### STATED TASK
Which lines contain the word "Based"? Return each of them as written.

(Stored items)
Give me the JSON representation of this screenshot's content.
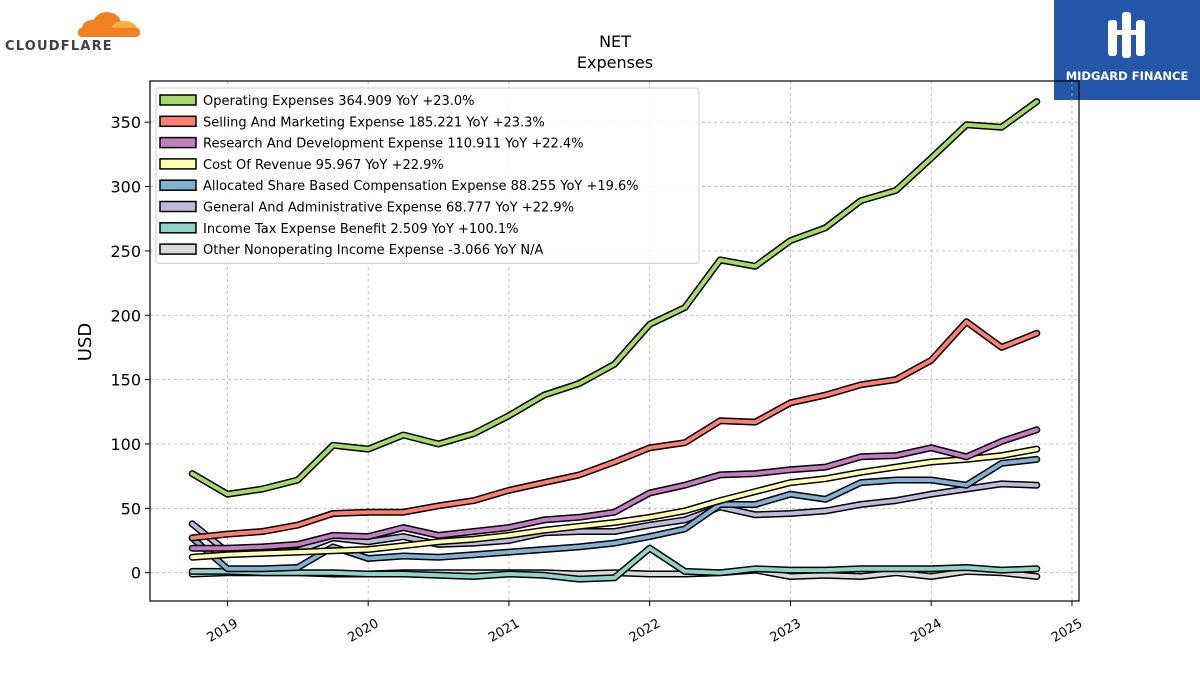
{
  "brand": {
    "left_logo_text": "CLOUDFLARE",
    "right_logo_text": "MIDGARD FINANCE"
  },
  "colors": {
    "cloudflare_orange": "#f38020",
    "cloudflare_light": "#faae40",
    "midgard_blue": "#2457a7"
  },
  "chart_data": {
    "type": "line",
    "title": "NET",
    "subtitle": "Expenses",
    "ylabel": "USD",
    "xlabel": "",
    "ylim": [
      -22,
      382
    ],
    "xlim": [
      2018.45,
      2025.05
    ],
    "yticks": [
      0,
      50,
      100,
      150,
      200,
      250,
      300,
      350
    ],
    "xticks": [
      2019,
      2020,
      2021,
      2022,
      2023,
      2024,
      2025
    ],
    "xtick_labels": [
      "2019",
      "2020",
      "2021",
      "2022",
      "2023",
      "2024",
      "2025"
    ],
    "grid": true,
    "legend_position": "top-left",
    "x": [
      2018.75,
      2019.0,
      2019.25,
      2019.5,
      2019.75,
      2020.0,
      2020.25,
      2020.5,
      2020.75,
      2021.0,
      2021.25,
      2021.5,
      2021.75,
      2022.0,
      2022.25,
      2022.5,
      2022.75,
      2023.0,
      2023.25,
      2023.5,
      2023.75,
      2024.0,
      2024.25,
      2024.5,
      2024.75
    ],
    "series": [
      {
        "name": "Operating Expenses",
        "legend": "Operating Expenses  364.909 YoY +23.0%",
        "color": "#a6d96a",
        "values": [
          77,
          61,
          65,
          72,
          99,
          96,
          107,
          100,
          108,
          122,
          138,
          147,
          162,
          193,
          206,
          243,
          238,
          258,
          268,
          289,
          297,
          322,
          348,
          346,
          366
        ]
      },
      {
        "name": "Selling And Marketing Expense",
        "legend": "Selling And Marketing Expense  185.221 YoY +23.3%",
        "color": "#fb8072",
        "values": [
          27,
          30,
          32,
          37,
          46,
          47,
          47,
          52,
          56,
          64,
          70,
          76,
          86,
          97,
          101,
          118,
          117,
          132,
          138,
          146,
          150,
          165,
          195,
          175,
          186
        ]
      },
      {
        "name": "Research And Development Expense",
        "legend": "Research And Development Expense  110.911 YoY +22.4%",
        "color": "#c27ec1",
        "values": [
          19,
          19,
          20,
          22,
          29,
          28,
          35,
          29,
          32,
          35,
          41,
          43,
          47,
          62,
          68,
          76,
          77,
          80,
          82,
          90,
          91,
          97,
          90,
          102,
          111
        ]
      },
      {
        "name": "Cost Of Revenue",
        "legend": "Cost Of Revenue  95.967 YoY +22.9%",
        "color": "#ffffb3",
        "values": [
          12,
          14,
          15,
          16,
          17,
          18,
          21,
          24,
          26,
          29,
          33,
          36,
          39,
          43,
          48,
          56,
          63,
          70,
          73,
          78,
          82,
          86,
          88,
          91,
          96
        ]
      },
      {
        "name": "Allocated Share Based Compensation Expense",
        "legend": "Allocated Share Based Compensation Expense  88.255 YoY +19.6%",
        "color": "#80b1d3",
        "values": [
          27,
          3,
          3,
          4,
          20,
          11,
          13,
          12,
          14,
          16,
          18,
          20,
          23,
          28,
          34,
          53,
          53,
          61,
          57,
          70,
          72,
          72,
          68,
          85,
          88
        ]
      },
      {
        "name": "General And Administrative Expense",
        "legend": "General And Administrative Expense  68.777 YoY +22.9%",
        "color": "#bebada",
        "values": [
          38,
          16,
          16,
          17,
          27,
          24,
          28,
          22,
          23,
          25,
          31,
          32,
          32,
          37,
          41,
          51,
          45,
          46,
          48,
          53,
          56,
          61,
          65,
          69,
          68
        ]
      },
      {
        "name": "Income Tax Expense Benefit",
        "legend": "Income Tax Expense Benefit  2.509 YoY +100.1%",
        "color": "#8dd3c7",
        "values": [
          1,
          1,
          0,
          0,
          0,
          -1,
          -1,
          -2,
          -3,
          -1,
          -2,
          -5,
          -4,
          19,
          1,
          0,
          3,
          2,
          2,
          3,
          3,
          3,
          4,
          2,
          3
        ]
      },
      {
        "name": "Other Nonoperating Income Expense",
        "legend": "Other Nonoperating Income Expense  -3.066 YoY N/A",
        "color": "#d9d9d9",
        "values": [
          -1,
          0,
          0,
          0,
          -1,
          -1,
          0,
          0,
          0,
          0,
          0,
          -1,
          0,
          -1,
          -1,
          0,
          2,
          -3,
          -2,
          -3,
          0,
          -3,
          1,
          0,
          -3
        ]
      }
    ]
  }
}
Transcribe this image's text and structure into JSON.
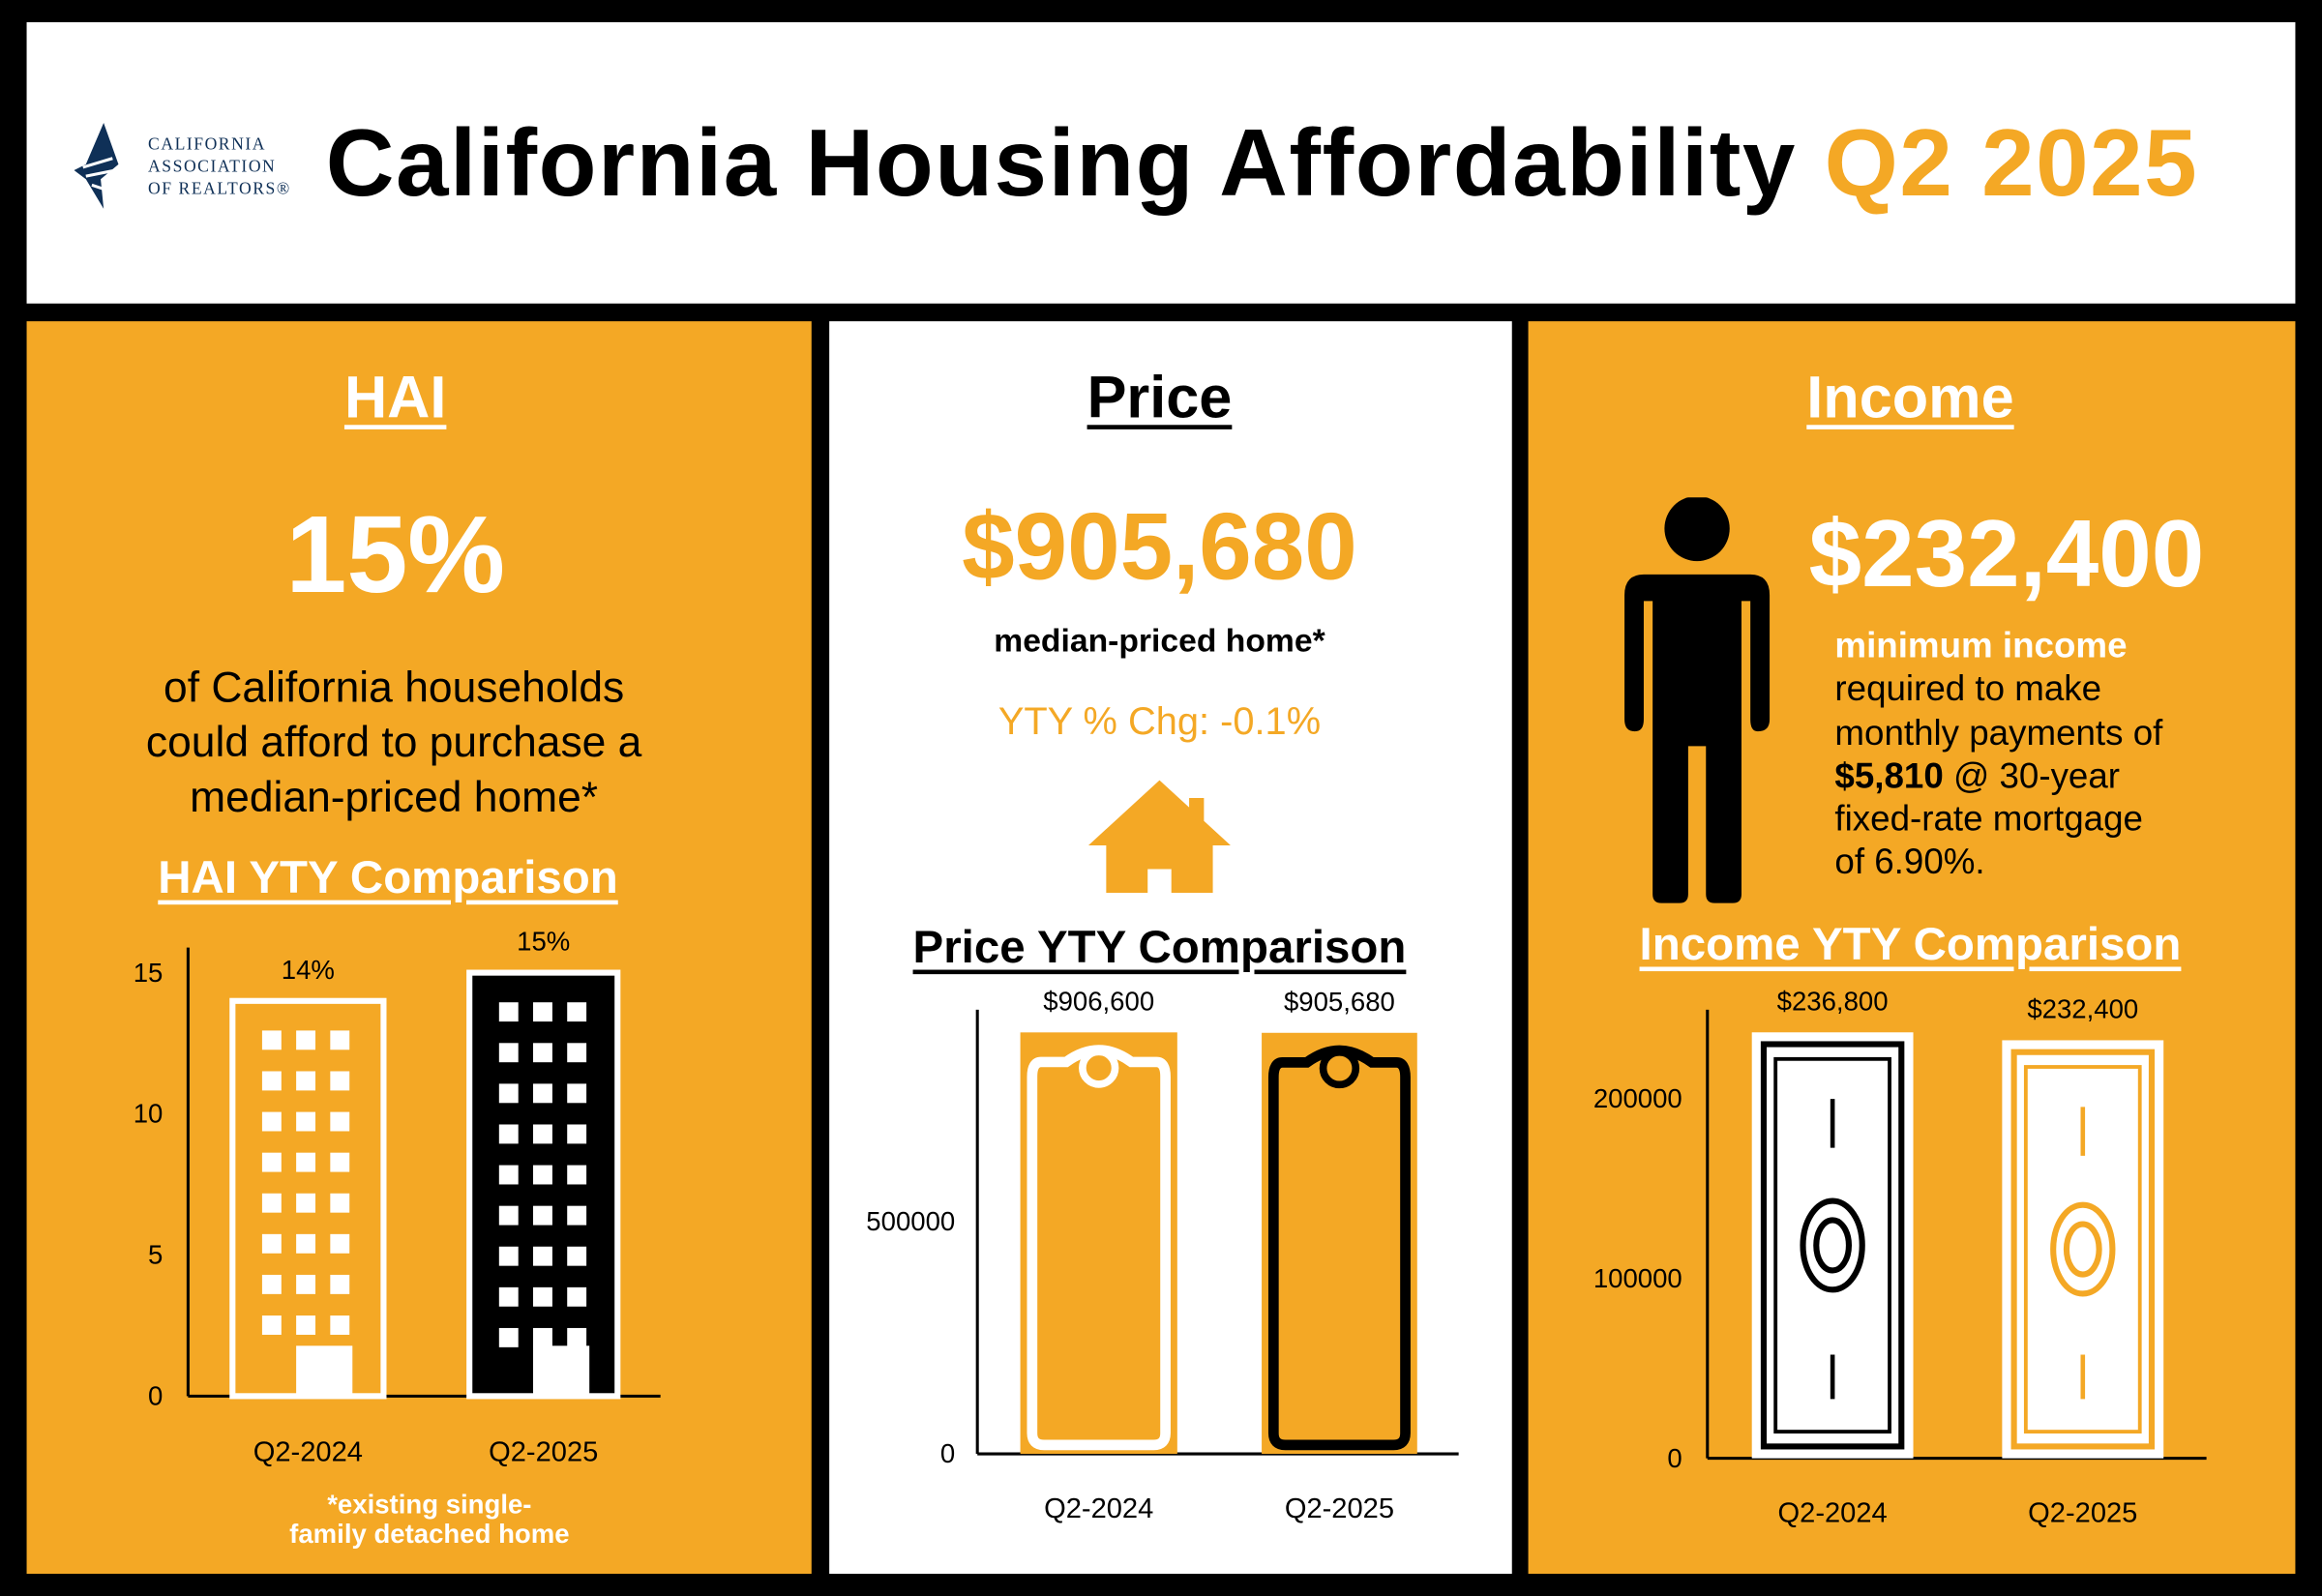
{
  "header": {
    "logo_text": [
      "CALIFORNIA",
      "ASSOCIATION",
      "OF REALTORS®"
    ],
    "title": "California Housing Affordability",
    "period": "Q2 2025"
  },
  "colors": {
    "accent": "#F4A825",
    "logo_navy": "#0F3057",
    "text": "#000000",
    "white": "#FFFFFF"
  },
  "hai": {
    "heading": "HAI",
    "value": "15%",
    "description": [
      "of California households",
      "could afford to purchase a",
      "median-priced home*"
    ],
    "comparison_title": "HAI YTY Comparison",
    "footnote": [
      "*existing single-",
      "family detached home"
    ]
  },
  "price": {
    "heading": "Price",
    "value": "$905,680",
    "caption": "median-priced home*",
    "yty_change": "YTY % Chg: -0.1%",
    "icon": "house-icon",
    "comparison_title": "Price YTY Comparison"
  },
  "income": {
    "heading": "Income",
    "value": "$232,400",
    "icon": "person-icon",
    "description_lead": "minimum income",
    "description": [
      "required to make",
      "monthly payments of"
    ],
    "payment": "$5,810",
    "payment_rest": " @ 30-year",
    "description_tail": [
      "fixed-rate mortgage",
      "of 6.90%."
    ],
    "comparison_title": "Income YTY Comparison"
  },
  "chart_data": [
    {
      "type": "bar",
      "categories": [
        "Q2-2024",
        "Q2-2025"
      ],
      "values": [
        14,
        15
      ],
      "data_labels": [
        "14%",
        "15%"
      ],
      "yticks": [
        0,
        5,
        10,
        15
      ],
      "ylim": [
        0,
        15
      ],
      "mark_icon": "building-icon"
    },
    {
      "type": "bar",
      "categories": [
        "Q2-2024",
        "Q2-2025"
      ],
      "values": [
        906600,
        905680
      ],
      "data_labels": [
        "$906,600",
        "$905,680"
      ],
      "yticks": [
        0,
        500000
      ],
      "ylim": [
        0,
        906600
      ],
      "mark_icon": "price-tag-icon"
    },
    {
      "type": "bar",
      "categories": [
        "Q2-2024",
        "Q2-2025"
      ],
      "values": [
        236800,
        232400
      ],
      "data_labels": [
        "$236,800",
        "$232,400"
      ],
      "yticks": [
        0,
        100000,
        200000
      ],
      "ylim": [
        0,
        236800
      ],
      "mark_icon": "dollar-bill-icon"
    }
  ]
}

### TASK RESPONSE
        "name": "Allocated Share Based Compensation Expense",
        "legend": "Allocated Share Based Compensation Expense  88.255 YoY +19.6%",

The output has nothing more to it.